#### Task details:
Within the records that follow, find every line containing the string "shows". Copy those lines.

Dataset items

-*-*-

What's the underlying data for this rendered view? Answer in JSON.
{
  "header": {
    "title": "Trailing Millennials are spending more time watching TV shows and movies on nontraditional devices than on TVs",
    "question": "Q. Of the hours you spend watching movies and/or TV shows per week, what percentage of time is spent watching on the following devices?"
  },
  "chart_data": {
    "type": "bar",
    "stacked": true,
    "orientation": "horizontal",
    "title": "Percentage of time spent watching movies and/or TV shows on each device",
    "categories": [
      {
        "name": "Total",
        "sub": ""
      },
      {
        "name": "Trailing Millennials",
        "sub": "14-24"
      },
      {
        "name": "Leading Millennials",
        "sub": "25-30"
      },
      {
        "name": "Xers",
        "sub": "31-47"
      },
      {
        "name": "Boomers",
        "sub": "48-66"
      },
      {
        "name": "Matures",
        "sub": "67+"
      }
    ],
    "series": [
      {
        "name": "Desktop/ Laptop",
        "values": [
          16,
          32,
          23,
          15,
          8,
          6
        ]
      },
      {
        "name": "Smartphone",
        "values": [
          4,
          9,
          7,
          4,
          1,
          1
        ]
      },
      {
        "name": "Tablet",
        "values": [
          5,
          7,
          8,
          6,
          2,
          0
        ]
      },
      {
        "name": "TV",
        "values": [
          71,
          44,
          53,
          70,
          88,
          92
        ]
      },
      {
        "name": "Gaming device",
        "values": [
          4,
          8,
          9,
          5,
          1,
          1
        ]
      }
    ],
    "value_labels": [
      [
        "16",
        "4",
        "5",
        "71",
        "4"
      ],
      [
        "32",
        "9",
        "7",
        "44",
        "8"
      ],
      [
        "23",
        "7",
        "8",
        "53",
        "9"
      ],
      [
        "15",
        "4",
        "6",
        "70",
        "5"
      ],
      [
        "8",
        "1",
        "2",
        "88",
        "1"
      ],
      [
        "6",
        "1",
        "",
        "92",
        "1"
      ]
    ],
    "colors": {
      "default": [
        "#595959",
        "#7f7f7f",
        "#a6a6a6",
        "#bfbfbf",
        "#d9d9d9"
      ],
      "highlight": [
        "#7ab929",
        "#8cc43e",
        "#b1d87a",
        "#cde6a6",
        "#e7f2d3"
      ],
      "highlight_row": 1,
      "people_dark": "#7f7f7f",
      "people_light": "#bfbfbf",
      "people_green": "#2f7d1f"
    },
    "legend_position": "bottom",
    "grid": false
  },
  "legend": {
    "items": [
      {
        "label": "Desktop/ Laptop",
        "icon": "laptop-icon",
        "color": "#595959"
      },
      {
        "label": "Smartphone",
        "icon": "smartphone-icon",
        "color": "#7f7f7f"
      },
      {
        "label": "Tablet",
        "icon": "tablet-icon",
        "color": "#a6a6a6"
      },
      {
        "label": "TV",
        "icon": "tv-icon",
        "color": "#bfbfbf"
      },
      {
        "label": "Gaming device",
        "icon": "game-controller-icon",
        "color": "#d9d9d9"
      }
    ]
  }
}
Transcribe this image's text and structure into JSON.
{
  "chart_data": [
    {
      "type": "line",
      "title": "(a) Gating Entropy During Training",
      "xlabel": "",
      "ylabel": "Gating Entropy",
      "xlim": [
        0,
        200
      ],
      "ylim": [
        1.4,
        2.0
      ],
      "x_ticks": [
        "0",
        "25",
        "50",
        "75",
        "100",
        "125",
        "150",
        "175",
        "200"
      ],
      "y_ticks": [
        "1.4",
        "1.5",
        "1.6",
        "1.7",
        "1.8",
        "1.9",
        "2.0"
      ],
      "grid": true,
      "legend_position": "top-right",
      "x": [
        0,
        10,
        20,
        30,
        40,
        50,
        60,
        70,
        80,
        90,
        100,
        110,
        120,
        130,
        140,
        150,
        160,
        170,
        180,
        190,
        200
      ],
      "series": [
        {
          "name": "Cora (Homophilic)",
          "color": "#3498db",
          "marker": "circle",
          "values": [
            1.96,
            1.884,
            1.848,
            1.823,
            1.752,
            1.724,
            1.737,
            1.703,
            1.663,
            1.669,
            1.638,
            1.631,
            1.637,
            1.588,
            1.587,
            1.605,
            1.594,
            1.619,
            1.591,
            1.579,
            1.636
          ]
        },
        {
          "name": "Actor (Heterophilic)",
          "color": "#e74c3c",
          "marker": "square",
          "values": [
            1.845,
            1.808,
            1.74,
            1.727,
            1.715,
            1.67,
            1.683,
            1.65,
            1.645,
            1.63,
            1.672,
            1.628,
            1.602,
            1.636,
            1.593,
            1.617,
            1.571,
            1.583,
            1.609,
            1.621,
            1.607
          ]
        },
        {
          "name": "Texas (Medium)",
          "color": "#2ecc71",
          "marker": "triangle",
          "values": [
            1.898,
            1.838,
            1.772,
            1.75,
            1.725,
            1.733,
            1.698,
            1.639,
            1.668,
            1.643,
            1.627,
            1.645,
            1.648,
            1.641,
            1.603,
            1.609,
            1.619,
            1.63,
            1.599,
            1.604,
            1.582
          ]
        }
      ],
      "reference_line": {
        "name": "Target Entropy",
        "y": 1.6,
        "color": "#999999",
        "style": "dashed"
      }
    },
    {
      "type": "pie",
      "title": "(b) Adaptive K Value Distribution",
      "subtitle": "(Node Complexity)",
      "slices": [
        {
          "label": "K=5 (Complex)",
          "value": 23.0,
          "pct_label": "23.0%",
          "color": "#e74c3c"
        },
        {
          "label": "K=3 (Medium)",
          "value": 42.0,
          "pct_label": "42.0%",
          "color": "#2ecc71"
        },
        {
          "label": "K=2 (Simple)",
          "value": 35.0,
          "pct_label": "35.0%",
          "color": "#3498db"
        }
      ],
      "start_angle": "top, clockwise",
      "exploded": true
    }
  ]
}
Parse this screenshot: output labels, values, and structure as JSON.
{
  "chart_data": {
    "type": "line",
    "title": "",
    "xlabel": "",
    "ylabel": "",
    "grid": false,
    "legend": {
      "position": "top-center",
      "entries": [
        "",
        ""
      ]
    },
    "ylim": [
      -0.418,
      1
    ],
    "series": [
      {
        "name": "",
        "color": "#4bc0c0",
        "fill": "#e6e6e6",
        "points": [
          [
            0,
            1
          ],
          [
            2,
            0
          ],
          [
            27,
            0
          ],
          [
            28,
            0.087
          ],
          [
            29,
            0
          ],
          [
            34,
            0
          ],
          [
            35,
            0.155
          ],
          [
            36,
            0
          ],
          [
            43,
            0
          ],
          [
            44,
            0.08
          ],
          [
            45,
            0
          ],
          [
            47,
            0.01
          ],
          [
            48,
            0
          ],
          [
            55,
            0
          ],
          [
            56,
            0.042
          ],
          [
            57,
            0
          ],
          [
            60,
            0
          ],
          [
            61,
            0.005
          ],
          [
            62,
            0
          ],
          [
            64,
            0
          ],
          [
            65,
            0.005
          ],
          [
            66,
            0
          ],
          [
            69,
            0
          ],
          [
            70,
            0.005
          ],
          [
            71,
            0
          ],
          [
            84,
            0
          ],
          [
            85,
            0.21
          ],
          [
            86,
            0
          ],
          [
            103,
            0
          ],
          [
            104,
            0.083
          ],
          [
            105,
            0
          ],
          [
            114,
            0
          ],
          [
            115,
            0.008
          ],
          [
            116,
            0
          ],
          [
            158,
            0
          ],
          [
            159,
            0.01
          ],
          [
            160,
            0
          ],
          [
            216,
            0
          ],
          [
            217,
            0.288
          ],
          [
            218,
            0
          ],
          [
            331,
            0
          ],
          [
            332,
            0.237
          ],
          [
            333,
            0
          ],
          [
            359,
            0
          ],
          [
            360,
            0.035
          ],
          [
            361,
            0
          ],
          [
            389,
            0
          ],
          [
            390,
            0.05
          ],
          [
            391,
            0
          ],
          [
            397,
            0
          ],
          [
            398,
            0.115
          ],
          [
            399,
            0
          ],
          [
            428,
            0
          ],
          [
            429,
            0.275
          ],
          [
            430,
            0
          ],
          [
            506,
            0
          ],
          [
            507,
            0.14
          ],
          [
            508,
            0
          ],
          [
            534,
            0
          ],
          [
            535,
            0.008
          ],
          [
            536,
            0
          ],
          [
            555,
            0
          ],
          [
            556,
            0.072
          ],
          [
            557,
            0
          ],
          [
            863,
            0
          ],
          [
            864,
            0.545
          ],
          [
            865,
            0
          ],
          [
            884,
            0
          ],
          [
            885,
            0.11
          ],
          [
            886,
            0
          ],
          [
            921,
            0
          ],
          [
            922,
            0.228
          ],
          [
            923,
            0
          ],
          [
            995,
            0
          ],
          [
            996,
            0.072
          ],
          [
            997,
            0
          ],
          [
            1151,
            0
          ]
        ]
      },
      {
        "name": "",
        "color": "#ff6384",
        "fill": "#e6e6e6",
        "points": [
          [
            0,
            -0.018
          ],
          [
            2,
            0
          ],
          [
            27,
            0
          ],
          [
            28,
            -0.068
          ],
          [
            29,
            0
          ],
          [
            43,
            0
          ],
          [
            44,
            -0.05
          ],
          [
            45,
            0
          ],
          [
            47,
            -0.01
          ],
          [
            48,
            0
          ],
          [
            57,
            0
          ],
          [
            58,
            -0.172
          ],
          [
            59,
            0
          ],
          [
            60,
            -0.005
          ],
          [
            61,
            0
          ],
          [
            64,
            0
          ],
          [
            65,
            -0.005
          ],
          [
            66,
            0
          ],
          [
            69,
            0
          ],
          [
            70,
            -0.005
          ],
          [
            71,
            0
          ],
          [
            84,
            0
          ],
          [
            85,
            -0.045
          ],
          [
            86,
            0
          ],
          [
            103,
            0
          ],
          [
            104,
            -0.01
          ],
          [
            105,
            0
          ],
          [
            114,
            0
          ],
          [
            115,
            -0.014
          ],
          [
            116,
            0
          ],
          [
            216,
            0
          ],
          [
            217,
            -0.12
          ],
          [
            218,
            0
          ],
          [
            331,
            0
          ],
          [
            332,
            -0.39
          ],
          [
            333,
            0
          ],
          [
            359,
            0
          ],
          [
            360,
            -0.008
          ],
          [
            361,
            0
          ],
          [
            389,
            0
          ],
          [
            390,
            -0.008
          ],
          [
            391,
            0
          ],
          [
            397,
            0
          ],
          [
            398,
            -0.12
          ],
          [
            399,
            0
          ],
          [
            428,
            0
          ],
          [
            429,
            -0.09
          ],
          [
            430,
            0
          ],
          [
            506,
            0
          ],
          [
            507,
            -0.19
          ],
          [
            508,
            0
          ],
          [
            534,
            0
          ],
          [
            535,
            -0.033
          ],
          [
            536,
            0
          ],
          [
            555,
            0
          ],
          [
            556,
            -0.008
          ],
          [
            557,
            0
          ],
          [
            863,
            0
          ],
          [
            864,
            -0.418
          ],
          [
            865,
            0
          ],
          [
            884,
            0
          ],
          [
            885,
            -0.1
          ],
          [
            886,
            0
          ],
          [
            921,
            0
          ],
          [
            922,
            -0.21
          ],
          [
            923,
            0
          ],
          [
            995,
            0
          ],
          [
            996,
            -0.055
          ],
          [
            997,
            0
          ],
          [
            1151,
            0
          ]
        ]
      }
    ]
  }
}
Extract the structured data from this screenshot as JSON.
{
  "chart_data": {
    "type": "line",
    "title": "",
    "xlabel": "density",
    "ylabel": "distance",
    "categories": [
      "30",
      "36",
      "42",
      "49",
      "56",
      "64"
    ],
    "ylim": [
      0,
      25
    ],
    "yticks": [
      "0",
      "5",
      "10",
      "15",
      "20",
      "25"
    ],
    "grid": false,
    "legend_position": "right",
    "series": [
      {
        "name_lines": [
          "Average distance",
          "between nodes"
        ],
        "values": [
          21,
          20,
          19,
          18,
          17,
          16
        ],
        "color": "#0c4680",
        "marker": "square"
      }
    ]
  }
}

-*-*-

#### Result of the task:
    "title": "Trailing Millennials are spending more time watching TV shows and movies on nontraditional devices than on TVs",
    "question": "Q. Of the hours you spend watching movies and/or TV shows per week, what percentage of time is spent watching on the following devices?"
    "title": "Percentage of time spent watching movies and/or TV shows on each device",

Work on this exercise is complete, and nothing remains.